What the task requires:
Write out every line of the items below, word for word and in the same order, without changing anything.

Material shown:
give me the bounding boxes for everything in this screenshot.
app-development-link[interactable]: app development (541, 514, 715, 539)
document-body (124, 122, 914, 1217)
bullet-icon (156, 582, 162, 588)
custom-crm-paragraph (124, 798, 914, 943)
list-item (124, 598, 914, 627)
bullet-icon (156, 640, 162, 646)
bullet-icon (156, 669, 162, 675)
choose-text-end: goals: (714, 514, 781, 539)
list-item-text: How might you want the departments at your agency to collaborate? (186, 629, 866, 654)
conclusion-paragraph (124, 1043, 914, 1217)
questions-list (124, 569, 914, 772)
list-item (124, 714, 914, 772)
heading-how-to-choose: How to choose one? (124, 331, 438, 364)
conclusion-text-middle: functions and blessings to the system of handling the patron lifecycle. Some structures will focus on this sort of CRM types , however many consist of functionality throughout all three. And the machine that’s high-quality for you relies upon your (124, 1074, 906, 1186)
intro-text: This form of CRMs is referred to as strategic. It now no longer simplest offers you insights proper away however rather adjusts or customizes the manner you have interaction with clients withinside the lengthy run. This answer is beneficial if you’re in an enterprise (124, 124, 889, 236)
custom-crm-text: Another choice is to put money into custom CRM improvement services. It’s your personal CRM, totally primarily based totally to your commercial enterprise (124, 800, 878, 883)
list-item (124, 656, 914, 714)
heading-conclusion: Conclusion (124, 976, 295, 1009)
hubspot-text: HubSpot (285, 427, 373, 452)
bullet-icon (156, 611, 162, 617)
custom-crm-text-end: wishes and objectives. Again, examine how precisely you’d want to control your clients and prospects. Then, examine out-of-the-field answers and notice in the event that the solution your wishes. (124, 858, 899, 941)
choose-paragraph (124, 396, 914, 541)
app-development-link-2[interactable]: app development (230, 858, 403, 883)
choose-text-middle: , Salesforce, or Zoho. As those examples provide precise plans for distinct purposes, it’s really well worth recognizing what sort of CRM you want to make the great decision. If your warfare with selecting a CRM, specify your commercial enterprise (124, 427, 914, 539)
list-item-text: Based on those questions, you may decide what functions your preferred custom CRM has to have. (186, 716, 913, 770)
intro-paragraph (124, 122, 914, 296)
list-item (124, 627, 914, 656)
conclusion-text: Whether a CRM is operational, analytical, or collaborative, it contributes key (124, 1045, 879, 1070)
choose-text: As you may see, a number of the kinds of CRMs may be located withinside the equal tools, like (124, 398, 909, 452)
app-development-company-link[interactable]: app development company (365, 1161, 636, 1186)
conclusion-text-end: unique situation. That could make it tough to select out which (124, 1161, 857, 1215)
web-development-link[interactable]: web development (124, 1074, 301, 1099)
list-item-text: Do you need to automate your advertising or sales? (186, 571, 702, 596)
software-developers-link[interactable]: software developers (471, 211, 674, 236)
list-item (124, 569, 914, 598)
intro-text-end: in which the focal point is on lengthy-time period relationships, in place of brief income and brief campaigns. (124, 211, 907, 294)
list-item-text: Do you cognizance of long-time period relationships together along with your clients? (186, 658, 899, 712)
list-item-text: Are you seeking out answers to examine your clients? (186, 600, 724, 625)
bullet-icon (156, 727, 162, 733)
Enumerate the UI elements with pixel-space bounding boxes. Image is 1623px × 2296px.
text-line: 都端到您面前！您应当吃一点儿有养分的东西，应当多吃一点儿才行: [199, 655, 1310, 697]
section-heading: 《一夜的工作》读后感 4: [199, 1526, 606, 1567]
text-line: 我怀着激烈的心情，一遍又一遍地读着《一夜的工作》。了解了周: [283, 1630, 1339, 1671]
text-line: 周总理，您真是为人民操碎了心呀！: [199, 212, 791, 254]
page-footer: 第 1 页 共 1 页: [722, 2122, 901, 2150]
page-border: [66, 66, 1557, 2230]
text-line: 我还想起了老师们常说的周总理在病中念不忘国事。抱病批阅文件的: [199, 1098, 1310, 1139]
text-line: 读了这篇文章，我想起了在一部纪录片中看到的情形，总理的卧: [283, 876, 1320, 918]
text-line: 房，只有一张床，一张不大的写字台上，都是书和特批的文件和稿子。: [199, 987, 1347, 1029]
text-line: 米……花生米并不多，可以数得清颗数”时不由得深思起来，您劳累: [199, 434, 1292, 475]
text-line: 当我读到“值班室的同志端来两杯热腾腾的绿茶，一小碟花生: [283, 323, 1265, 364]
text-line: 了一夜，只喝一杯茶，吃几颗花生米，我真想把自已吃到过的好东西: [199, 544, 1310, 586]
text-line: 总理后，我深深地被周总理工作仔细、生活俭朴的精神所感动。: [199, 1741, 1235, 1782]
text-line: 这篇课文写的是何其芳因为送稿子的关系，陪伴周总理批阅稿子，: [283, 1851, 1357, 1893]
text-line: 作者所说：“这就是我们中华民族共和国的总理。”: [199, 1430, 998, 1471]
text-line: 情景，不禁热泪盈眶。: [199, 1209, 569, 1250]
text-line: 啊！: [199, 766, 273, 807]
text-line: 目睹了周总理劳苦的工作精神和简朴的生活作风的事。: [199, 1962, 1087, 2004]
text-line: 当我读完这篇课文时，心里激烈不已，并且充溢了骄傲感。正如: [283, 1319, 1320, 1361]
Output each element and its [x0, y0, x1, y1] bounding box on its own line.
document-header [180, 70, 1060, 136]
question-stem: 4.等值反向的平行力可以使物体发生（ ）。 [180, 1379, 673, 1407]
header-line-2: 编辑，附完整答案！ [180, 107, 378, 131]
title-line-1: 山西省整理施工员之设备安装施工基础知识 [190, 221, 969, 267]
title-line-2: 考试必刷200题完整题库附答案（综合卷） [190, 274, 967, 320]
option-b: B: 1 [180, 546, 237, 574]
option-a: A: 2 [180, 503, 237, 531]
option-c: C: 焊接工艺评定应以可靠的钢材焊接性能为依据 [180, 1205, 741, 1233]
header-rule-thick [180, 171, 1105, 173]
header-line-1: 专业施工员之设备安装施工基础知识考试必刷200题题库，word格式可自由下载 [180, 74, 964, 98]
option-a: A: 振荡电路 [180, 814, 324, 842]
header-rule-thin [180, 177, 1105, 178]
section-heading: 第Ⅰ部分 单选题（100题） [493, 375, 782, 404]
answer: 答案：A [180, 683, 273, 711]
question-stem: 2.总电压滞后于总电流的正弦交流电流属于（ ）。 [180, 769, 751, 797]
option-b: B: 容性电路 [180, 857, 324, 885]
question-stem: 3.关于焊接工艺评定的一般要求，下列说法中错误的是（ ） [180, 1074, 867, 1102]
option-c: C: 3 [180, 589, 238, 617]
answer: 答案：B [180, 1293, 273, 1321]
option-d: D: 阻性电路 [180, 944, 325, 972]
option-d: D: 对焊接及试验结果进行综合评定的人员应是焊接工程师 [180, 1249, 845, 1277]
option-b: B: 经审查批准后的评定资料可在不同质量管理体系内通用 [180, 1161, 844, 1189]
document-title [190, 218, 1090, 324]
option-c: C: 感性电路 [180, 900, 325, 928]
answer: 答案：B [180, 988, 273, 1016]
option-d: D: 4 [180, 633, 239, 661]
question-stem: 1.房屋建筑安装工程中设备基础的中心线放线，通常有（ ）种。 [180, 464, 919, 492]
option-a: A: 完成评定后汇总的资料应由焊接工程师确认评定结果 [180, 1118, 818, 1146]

Output of the exercise:
give me the bounding boxes for everything in this screenshot.
app-development-link[interactable]: app development (541, 514, 715, 539)
document-body (124, 122, 914, 1217)
bullet-icon (156, 582, 162, 588)
custom-crm-paragraph (124, 798, 914, 943)
list-item (124, 598, 914, 627)
bullet-icon (156, 640, 162, 646)
bullet-icon (156, 669, 162, 675)
choose-text-end: goals: (714, 514, 781, 539)
list-item-text: How might you want the departments at your agency to collaborate? (186, 629, 866, 654)
conclusion-paragraph (124, 1043, 914, 1217)
questions-list (124, 569, 914, 772)
list-item (124, 714, 914, 772)
heading-how-to-choose: How to choose one? (124, 331, 438, 364)
conclusion-text-middle: functions and blessings to the system of handling the patron lifecycle. Some structures will focus on this sort of CRM types , however many consist of functionality throughout all three. And the machine that’s high-quality for you relies upon your (124, 1074, 906, 1186)
intro-text: This form of CRMs is referred to as strategic. It now no longer simplest offers you insights proper away however rather adjusts or customizes the manner you have interaction with clients withinside the lengthy run. This answer is beneficial if you’re in an enterprise (124, 124, 889, 236)
custom-crm-text: Another choice is to put money into custom CRM improvement services. It’s your personal CRM, totally primarily based totally to your commercial enterprise (124, 800, 878, 883)
list-item (124, 656, 914, 714)
heading-conclusion: Conclusion (124, 976, 295, 1009)
hubspot-text: HubSpot (285, 427, 373, 452)
bullet-icon (156, 611, 162, 617)
custom-crm-text-end: wishes and objectives. Again, examine how precisely you’d want to control your clients and prospects. Then, examine out-of-the-field answers and notice in the event that the solution your wishes. (124, 858, 899, 941)
choose-paragraph (124, 396, 914, 541)
app-development-link-2[interactable]: app development (230, 858, 403, 883)
choose-text-middle: , Salesforce, or Zoho. As those examples provide precise plans for distinct purposes, it’s really well worth recognizing what sort of CRM you want to make the great decision. If your warfare with selecting a CRM, specify your commercial enterprise (124, 427, 914, 539)
list-item-text: Based on those questions, you may decide what functions your preferred custom CRM has to have. (186, 716, 913, 770)
intro-paragraph (124, 122, 914, 296)
list-item (124, 627, 914, 656)
conclusion-text: Whether a CRM is operational, analytical, or collaborative, it contributes key (124, 1045, 879, 1070)
choose-text: As you may see, a number of the kinds of CRMs may be located withinside the equal tools, like (124, 398, 909, 452)
app-development-company-link[interactable]: app development company (365, 1161, 636, 1186)
conclusion-text-end: unique situation. That could make it tough to select out which (124, 1161, 857, 1215)
web-development-link[interactable]: web development (124, 1074, 301, 1099)
list-item-text: Do you need to automate your advertising or sales? (186, 571, 702, 596)
software-developers-link[interactable]: software developers (471, 211, 674, 236)
list-item (124, 569, 914, 598)
intro-text-end: in which the focal point is on lengthy-time period relationships, in place of brief income and brief campaigns. (124, 211, 907, 294)
list-item-text: Do you cognizance of long-time period relationships together along with your clients? (186, 658, 899, 712)
list-item-text: Are you seeking out answers to examine your clients? (186, 600, 724, 625)
bullet-icon (156, 727, 162, 733)
Enumerate the UI elements with pixel-space bounding boxes. Image is 1623px × 2296px.
text-line: 都端到您面前！您应当吃一点儿有养分的东西，应当多吃一点儿才行: [199, 655, 1310, 697]
section-heading: 《一夜的工作》读后感 4: [199, 1526, 606, 1567]
text-line: 我怀着激烈的心情，一遍又一遍地读着《一夜的工作》。了解了周: [283, 1630, 1339, 1671]
text-line: 周总理，您真是为人民操碎了心呀！: [199, 212, 791, 254]
page-footer: 第 1 页 共 1 页: [722, 2122, 901, 2150]
page-border: [66, 66, 1557, 2230]
text-line: 我还想起了老师们常说的周总理在病中念不忘国事。抱病批阅文件的: [199, 1098, 1310, 1139]
text-line: 读了这篇文章，我想起了在一部纪录片中看到的情形，总理的卧: [283, 876, 1320, 918]
text-line: 房，只有一张床，一张不大的写字台上，都是书和特批的文件和稿子。: [199, 987, 1347, 1029]
text-line: 米……花生米并不多，可以数得清颗数”时不由得深思起来，您劳累: [199, 434, 1292, 475]
text-line: 当我读到“值班室的同志端来两杯热腾腾的绿茶，一小碟花生: [283, 323, 1265, 364]
text-line: 了一夜，只喝一杯茶，吃几颗花生米，我真想把自已吃到过的好东西: [199, 544, 1310, 586]
text-line: 总理后，我深深地被周总理工作仔细、生活俭朴的精神所感动。: [199, 1741, 1235, 1782]
text-line: 这篇课文写的是何其芳因为送稿子的关系，陪伴周总理批阅稿子，: [283, 1851, 1357, 1893]
text-line: 作者所说：“这就是我们中华民族共和国的总理。”: [199, 1430, 998, 1471]
text-line: 情景，不禁热泪盈眶。: [199, 1209, 569, 1250]
text-line: 啊！: [199, 766, 273, 807]
text-line: 目睹了周总理劳苦的工作精神和简朴的生活作风的事。: [199, 1962, 1087, 2004]
text-line: 当我读完这篇课文时，心里激烈不已，并且充溢了骄傲感。正如: [283, 1319, 1320, 1361]
Output each element and its [x0, y0, x1, y1] bounding box on its own line.
document-header [180, 70, 1060, 136]
question-stem: 4.等值反向的平行力可以使物体发生（ ）。 [180, 1379, 673, 1407]
header-line-2: 编辑，附完整答案！ [180, 107, 378, 131]
title-line-1: 山西省整理施工员之设备安装施工基础知识 [190, 221, 969, 267]
title-line-2: 考试必刷200题完整题库附答案（综合卷） [190, 274, 967, 320]
option-b: B: 1 [180, 546, 237, 574]
option-a: A: 2 [180, 503, 237, 531]
option-c: C: 焊接工艺评定应以可靠的钢材焊接性能为依据 [180, 1205, 741, 1233]
header-rule-thick [180, 171, 1105, 173]
header-line-1: 专业施工员之设备安装施工基础知识考试必刷200题题库，word格式可自由下载 [180, 74, 964, 98]
option-a: A: 振荡电路 [180, 814, 324, 842]
header-rule-thin [180, 177, 1105, 178]
section-heading: 第Ⅰ部分 单选题（100题） [493, 375, 782, 404]
answer: 答案：A [180, 683, 273, 711]
question-stem: 2.总电压滞后于总电流的正弦交流电流属于（ ）。 [180, 769, 751, 797]
option-b: B: 容性电路 [180, 857, 324, 885]
question-stem: 3.关于焊接工艺评定的一般要求，下列说法中错误的是（ ） [180, 1074, 867, 1102]
option-c: C: 3 [180, 589, 238, 617]
answer: 答案：B [180, 1293, 273, 1321]
option-d: D: 阻性电路 [180, 944, 325, 972]
option-d: D: 对焊接及试验结果进行综合评定的人员应是焊接工程师 [180, 1249, 845, 1277]
option-b: B: 经审查批准后的评定资料可在不同质量管理体系内通用 [180, 1161, 844, 1189]
document-title [190, 218, 1090, 324]
option-c: C: 感性电路 [180, 900, 325, 928]
answer: 答案：B [180, 988, 273, 1016]
option-d: D: 4 [180, 633, 239, 661]
question-stem: 1.房屋建筑安装工程中设备基础的中心线放线，通常有（ ）种。 [180, 464, 919, 492]
option-a: A: 完成评定后汇总的资料应由焊接工程师确认评定结果 [180, 1118, 818, 1146]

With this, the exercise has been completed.